____ RECORDS SHOWN

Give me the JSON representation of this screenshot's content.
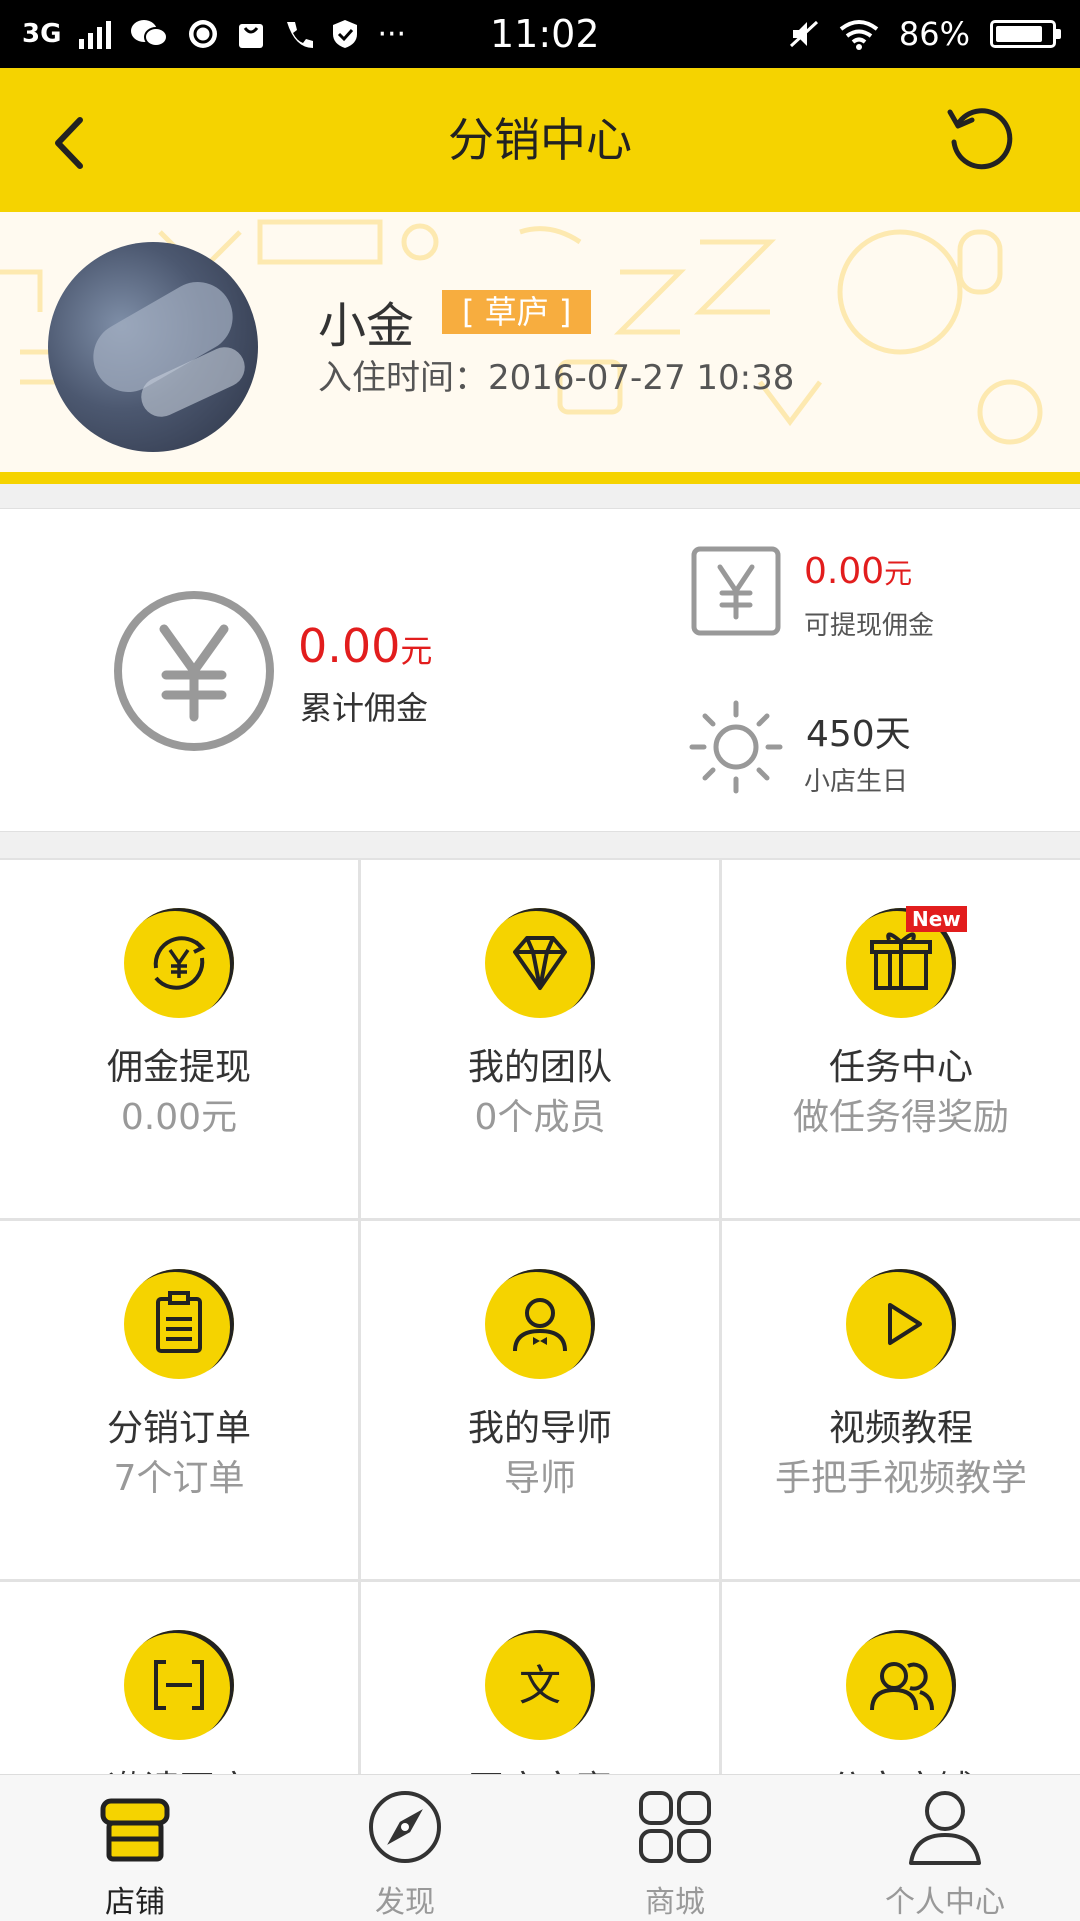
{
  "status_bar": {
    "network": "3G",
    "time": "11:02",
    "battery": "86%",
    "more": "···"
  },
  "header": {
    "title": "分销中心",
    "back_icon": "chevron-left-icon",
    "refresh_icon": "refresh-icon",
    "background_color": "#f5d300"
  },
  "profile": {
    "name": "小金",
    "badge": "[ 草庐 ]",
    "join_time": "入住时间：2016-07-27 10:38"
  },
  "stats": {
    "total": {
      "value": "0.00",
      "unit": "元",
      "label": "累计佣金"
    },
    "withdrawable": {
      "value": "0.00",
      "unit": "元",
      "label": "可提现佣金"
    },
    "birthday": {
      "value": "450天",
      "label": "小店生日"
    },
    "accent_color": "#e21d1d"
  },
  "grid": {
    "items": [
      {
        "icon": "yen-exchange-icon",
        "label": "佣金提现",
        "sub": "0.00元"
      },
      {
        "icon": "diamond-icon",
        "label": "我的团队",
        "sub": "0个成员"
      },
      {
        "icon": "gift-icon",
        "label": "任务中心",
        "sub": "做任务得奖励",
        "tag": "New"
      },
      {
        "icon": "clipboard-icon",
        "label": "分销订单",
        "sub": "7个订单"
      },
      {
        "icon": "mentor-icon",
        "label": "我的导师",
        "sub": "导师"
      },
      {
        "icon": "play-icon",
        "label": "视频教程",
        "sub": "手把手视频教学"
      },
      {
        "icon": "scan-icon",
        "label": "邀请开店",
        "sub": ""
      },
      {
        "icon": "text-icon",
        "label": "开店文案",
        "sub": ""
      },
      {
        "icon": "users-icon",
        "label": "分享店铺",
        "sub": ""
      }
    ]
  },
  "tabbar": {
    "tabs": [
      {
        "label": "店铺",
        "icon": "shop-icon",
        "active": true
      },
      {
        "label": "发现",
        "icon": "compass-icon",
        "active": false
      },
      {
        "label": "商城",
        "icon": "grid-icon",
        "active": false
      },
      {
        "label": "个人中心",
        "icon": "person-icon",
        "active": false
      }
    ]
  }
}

________
____ RECORDS SHOWN

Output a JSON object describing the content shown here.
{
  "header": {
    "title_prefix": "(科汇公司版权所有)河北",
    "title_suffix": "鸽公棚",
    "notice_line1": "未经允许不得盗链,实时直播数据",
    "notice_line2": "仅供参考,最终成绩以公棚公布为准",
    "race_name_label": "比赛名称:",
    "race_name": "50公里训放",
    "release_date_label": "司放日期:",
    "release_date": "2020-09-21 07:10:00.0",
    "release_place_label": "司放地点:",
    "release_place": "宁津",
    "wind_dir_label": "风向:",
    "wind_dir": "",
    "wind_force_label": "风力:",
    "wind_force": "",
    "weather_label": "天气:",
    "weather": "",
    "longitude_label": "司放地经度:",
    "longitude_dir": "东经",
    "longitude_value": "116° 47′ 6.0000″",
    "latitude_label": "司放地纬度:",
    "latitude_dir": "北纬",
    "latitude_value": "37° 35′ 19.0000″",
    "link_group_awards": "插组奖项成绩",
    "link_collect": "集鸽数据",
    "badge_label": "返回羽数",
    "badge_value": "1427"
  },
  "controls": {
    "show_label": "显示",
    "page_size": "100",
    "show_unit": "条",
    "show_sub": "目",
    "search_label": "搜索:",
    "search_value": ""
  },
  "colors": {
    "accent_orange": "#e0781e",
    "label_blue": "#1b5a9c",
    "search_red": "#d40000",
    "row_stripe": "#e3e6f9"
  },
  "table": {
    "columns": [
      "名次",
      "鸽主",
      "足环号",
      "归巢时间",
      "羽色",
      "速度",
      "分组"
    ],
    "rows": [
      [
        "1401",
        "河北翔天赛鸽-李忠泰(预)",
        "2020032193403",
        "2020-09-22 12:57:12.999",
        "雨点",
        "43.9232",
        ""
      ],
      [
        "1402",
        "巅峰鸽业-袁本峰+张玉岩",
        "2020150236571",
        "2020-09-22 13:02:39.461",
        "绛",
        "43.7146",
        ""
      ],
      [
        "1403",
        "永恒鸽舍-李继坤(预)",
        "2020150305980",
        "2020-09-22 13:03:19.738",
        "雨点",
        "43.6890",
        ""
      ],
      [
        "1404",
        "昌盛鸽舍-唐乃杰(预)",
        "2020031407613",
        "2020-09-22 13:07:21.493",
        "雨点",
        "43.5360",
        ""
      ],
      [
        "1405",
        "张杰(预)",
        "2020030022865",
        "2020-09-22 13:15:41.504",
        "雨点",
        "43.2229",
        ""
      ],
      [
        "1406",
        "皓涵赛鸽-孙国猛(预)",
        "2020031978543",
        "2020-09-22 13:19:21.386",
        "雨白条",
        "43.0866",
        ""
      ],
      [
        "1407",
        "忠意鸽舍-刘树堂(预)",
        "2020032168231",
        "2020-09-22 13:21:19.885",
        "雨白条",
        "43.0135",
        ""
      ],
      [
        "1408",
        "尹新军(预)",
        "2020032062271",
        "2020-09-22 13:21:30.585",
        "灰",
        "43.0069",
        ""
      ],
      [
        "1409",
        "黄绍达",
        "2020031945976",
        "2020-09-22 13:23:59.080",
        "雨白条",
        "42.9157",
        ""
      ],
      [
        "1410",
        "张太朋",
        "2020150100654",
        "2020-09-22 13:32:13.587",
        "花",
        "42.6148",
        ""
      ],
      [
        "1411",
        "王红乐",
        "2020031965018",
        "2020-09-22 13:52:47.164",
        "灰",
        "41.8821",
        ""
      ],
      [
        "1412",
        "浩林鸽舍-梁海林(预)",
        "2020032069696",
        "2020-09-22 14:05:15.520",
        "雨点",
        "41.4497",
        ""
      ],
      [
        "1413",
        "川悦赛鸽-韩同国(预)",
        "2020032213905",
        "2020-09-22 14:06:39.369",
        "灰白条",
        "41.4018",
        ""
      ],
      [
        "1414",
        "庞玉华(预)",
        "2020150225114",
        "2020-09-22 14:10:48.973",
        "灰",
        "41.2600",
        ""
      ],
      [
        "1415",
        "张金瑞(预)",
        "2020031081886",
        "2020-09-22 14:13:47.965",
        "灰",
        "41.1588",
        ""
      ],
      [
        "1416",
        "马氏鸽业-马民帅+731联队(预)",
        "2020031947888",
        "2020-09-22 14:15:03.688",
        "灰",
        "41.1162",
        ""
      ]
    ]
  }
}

________
____ RECORDS SHOWN

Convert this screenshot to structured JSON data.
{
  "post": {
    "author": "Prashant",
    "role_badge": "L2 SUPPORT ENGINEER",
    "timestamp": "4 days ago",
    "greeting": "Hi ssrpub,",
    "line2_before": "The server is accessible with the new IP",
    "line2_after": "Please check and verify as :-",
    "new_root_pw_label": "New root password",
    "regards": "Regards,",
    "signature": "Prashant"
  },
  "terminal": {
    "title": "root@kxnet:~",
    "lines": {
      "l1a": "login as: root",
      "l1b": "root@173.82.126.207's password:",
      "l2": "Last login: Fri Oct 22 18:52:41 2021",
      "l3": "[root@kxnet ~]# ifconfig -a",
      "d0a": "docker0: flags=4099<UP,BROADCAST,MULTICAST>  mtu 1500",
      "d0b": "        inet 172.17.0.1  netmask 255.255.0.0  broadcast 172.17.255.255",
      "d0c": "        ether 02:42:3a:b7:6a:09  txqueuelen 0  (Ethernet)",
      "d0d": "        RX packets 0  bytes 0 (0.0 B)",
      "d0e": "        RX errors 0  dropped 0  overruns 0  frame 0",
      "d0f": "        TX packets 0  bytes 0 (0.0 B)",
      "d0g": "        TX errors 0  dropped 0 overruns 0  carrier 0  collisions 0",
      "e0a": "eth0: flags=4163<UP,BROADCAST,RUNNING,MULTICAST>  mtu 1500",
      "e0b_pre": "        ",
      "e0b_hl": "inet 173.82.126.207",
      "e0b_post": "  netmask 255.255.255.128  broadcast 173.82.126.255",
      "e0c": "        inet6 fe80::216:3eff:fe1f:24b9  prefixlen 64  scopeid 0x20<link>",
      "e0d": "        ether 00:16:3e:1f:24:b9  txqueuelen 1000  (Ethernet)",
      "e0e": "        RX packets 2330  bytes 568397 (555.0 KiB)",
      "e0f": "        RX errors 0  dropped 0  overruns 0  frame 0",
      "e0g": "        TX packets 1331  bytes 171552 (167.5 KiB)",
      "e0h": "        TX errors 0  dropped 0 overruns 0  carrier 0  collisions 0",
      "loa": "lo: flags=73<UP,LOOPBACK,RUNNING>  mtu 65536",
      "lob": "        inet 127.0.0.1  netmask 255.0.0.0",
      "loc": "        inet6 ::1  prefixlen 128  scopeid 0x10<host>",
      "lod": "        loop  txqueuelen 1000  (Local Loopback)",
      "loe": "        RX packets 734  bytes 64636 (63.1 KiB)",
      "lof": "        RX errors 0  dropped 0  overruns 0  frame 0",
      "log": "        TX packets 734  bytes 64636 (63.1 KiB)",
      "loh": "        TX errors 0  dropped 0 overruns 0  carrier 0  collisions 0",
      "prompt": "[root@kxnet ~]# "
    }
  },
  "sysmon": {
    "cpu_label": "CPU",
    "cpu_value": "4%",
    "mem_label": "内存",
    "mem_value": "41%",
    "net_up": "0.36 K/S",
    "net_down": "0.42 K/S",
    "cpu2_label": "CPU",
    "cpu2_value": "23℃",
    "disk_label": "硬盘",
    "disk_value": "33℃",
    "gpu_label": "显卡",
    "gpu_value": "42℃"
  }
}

________

TASK TO COMPLETE: Go through the material and copy out every line with "collisions" in it.

WRITTEN ANSWER:
      "d0g": "        TX errors 0  dropped 0 overruns 0  carrier 0  collisions 0",
      "e0h": "        TX errors 0  dropped 0 overruns 0  carrier 0  collisions 0",
      "loh": "        TX errors 0  dropped 0 overruns 0  carrier 0  collisions 0",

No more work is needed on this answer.